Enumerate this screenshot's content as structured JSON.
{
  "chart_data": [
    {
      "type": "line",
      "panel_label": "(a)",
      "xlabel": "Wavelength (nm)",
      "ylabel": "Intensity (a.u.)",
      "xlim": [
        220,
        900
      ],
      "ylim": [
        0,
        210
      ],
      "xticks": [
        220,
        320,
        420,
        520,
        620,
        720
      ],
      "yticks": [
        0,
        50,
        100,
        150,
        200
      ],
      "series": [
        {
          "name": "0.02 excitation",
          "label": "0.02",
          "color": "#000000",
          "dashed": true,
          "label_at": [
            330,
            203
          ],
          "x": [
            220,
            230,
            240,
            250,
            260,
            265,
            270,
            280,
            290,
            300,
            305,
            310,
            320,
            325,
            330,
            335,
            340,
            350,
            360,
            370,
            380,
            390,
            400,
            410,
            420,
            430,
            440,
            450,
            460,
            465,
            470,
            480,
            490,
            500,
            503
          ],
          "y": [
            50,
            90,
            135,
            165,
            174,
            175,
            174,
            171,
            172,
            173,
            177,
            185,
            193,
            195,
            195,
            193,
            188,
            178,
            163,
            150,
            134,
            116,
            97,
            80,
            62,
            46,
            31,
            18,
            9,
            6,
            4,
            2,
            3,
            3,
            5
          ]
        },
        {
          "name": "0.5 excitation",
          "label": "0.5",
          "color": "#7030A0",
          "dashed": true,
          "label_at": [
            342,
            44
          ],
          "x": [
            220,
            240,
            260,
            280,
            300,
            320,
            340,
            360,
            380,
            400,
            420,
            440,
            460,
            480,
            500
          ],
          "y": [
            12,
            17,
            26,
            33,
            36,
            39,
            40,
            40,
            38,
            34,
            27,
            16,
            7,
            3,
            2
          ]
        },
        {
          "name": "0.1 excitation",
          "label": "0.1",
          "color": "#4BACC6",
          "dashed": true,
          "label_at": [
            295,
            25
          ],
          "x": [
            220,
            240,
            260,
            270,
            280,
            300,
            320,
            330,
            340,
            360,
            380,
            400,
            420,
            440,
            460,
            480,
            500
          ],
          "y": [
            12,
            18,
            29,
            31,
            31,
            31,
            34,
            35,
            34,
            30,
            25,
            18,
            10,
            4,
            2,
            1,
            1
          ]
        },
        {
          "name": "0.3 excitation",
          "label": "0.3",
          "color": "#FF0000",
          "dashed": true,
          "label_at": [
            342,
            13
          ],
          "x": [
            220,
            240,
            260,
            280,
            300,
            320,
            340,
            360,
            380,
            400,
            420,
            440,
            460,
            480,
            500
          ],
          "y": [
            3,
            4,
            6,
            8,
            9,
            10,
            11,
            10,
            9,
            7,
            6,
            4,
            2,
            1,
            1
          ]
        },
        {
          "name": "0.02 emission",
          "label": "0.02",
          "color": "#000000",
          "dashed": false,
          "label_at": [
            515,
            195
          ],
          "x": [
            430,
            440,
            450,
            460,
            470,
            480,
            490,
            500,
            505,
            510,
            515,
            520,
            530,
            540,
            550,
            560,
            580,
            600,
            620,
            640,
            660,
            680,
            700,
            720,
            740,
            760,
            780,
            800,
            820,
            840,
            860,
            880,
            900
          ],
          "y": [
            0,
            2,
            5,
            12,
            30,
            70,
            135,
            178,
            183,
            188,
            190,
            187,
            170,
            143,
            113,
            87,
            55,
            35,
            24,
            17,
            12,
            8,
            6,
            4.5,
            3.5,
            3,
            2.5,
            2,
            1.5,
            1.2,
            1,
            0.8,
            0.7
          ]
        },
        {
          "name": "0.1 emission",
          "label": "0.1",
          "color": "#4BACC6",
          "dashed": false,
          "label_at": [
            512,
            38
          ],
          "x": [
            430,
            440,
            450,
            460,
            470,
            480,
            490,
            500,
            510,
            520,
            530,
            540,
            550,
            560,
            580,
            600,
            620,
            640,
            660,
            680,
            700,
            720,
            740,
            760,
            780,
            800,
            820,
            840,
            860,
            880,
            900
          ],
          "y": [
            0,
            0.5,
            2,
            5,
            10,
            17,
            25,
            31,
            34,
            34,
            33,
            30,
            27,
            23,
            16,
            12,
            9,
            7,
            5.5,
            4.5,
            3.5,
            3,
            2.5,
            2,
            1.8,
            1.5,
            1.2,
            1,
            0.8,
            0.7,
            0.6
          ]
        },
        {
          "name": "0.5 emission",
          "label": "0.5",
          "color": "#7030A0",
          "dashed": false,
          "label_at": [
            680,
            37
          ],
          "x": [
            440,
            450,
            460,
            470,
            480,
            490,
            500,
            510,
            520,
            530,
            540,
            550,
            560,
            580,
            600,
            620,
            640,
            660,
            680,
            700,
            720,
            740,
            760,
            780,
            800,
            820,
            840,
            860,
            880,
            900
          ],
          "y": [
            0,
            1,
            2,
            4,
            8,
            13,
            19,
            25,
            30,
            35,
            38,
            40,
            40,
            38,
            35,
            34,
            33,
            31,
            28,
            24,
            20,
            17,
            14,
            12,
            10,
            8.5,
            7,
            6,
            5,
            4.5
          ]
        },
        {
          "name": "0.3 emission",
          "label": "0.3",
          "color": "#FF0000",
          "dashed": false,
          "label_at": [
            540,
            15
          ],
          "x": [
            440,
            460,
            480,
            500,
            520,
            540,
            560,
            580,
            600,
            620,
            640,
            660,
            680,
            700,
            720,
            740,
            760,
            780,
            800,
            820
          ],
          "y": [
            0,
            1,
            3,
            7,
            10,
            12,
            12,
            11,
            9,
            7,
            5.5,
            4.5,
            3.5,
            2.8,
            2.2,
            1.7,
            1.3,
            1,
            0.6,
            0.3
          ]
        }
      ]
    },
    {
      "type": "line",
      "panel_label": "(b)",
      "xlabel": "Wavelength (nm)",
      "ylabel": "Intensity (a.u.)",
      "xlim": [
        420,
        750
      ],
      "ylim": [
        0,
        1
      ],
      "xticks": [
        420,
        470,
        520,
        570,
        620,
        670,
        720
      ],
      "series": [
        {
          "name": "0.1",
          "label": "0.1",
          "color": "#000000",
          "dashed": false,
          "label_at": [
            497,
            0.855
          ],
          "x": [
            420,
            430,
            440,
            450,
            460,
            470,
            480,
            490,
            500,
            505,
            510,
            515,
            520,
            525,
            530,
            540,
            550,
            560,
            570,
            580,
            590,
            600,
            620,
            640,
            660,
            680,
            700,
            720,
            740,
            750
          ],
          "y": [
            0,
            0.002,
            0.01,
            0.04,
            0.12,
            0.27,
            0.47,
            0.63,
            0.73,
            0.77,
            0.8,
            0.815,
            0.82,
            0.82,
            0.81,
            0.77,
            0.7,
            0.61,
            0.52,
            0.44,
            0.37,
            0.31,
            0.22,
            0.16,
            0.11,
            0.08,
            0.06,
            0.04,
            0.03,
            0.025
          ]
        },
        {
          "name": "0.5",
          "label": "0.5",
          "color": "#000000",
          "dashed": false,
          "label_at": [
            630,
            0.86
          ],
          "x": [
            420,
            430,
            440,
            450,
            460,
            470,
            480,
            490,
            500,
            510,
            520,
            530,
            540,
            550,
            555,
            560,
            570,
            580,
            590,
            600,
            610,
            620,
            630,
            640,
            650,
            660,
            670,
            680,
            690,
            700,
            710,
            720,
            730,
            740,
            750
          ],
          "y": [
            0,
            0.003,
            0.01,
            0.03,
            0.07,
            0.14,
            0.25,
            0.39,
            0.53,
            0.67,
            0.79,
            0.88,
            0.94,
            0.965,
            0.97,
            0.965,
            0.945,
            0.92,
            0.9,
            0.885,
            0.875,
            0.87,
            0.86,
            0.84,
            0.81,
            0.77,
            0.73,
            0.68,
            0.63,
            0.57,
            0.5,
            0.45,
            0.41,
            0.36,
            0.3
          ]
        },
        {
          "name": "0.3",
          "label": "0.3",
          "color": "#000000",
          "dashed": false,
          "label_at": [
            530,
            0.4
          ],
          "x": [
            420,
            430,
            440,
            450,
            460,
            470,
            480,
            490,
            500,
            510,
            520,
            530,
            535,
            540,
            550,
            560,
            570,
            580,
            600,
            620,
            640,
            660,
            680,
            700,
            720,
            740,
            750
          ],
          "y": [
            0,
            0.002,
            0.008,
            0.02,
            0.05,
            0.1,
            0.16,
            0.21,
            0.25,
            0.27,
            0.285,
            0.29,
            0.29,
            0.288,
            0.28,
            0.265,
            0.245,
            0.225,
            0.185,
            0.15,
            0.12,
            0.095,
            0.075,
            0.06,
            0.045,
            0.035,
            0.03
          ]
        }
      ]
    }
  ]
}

=-=-=

# Exercise aim
Copy, from the material, each line that holds the string "name".

# Exercise response
          "name": "0.02 excitation",
          "name": "0.5 excitation",
          "name": "0.1 excitation",
          "name": "0.3 excitation",
          "name": "0.02 emission",
          "name": "0.1 emission",
          "name": "0.5 emission",
          "name": "0.3 emission",
          "name": "0.1",
          "name": "0.5",
          "name": "0.3",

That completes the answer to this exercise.